# Your instructions:
Which lines include the word "name"? Copy each of them.

# Figure record listings:
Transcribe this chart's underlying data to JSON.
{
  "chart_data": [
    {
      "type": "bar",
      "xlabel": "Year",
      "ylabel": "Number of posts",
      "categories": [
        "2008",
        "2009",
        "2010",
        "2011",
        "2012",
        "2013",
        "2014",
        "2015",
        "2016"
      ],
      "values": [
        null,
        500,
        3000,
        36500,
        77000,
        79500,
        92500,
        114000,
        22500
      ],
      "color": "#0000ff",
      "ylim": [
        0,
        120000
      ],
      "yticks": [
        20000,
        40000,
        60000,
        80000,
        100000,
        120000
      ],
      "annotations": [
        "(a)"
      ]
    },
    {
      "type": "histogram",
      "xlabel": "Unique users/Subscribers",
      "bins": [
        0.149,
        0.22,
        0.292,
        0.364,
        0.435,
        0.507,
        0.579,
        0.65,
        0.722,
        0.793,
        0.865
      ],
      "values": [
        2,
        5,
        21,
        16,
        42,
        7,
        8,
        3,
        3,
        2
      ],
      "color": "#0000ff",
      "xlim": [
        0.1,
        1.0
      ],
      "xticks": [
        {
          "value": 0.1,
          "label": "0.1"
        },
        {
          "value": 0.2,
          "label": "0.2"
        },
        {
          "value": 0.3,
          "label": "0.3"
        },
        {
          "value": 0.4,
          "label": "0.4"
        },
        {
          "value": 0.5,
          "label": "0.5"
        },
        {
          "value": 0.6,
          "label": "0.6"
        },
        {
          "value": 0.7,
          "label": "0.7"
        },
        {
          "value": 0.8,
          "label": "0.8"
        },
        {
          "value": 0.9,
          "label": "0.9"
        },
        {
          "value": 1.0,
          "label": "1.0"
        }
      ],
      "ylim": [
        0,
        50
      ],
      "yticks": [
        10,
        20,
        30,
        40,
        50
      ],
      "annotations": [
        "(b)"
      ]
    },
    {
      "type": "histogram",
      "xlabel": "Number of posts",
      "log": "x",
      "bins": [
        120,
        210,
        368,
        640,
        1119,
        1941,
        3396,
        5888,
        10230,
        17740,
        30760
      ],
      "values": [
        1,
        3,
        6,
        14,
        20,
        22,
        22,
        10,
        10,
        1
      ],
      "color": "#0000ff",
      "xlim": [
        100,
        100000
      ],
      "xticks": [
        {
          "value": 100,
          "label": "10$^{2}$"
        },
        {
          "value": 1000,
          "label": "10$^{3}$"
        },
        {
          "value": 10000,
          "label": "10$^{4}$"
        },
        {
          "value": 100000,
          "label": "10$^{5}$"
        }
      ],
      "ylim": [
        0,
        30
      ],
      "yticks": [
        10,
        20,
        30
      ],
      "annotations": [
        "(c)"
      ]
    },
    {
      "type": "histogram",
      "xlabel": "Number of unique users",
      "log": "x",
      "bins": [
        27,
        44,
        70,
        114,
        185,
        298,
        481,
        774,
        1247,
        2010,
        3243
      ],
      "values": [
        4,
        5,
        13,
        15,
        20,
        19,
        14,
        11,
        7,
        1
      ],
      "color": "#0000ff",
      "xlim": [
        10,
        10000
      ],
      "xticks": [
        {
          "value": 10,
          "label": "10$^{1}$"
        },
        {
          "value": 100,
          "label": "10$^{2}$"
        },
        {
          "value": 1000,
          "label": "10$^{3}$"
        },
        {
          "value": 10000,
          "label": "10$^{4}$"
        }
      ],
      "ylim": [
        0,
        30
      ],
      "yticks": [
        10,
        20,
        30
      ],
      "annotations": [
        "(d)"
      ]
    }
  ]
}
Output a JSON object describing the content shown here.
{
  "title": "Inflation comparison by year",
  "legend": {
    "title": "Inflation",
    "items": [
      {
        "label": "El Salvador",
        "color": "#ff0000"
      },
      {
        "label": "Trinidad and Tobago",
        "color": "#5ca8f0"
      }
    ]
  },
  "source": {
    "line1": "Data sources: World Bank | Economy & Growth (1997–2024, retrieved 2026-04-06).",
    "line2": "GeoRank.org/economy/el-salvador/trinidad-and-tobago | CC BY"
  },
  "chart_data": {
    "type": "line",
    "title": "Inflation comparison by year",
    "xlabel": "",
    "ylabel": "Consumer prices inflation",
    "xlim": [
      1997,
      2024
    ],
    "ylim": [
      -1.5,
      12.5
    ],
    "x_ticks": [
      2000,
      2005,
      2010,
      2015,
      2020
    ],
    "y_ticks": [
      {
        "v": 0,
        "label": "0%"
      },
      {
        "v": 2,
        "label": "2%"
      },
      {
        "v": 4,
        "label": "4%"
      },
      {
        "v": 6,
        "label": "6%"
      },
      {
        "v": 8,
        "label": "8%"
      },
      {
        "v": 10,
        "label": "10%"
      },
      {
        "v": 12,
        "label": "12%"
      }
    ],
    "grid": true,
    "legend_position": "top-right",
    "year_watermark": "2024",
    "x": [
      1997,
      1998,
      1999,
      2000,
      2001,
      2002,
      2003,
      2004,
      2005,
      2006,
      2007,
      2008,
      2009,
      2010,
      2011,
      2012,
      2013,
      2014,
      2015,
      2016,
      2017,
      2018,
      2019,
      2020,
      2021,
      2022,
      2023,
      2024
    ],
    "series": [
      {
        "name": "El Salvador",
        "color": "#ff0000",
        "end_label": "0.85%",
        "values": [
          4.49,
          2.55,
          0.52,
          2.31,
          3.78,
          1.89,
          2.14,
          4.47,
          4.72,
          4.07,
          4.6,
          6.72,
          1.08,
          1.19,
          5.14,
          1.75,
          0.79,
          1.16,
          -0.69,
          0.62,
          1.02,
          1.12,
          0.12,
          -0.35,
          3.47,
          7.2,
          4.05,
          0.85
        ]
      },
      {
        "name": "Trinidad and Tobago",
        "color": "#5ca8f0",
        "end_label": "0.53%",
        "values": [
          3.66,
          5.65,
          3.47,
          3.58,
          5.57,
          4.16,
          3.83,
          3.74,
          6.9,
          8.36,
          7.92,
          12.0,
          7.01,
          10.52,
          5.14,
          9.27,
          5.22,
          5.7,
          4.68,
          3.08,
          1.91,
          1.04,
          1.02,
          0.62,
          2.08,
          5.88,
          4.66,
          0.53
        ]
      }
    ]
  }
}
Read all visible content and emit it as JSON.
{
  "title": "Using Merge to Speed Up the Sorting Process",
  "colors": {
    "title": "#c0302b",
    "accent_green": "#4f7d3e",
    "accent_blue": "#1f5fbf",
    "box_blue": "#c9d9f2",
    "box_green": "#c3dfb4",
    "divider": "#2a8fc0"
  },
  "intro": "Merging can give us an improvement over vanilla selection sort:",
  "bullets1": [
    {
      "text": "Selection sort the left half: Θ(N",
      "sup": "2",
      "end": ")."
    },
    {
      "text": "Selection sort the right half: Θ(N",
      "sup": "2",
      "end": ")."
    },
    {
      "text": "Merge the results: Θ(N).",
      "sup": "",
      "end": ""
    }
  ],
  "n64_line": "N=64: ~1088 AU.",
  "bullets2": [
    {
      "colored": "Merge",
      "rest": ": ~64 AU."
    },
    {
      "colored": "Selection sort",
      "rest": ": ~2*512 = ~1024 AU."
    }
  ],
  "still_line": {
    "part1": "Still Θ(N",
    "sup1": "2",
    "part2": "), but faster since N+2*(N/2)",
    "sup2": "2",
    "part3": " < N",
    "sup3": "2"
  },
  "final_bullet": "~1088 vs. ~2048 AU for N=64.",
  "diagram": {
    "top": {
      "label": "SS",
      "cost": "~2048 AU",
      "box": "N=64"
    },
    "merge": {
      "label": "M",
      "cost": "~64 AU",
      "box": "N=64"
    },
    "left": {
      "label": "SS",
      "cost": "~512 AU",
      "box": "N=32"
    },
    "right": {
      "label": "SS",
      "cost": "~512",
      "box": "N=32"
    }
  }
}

# Answer to the problem:
        "name": "El Salvador",
        "name": "Trinidad and Tobago",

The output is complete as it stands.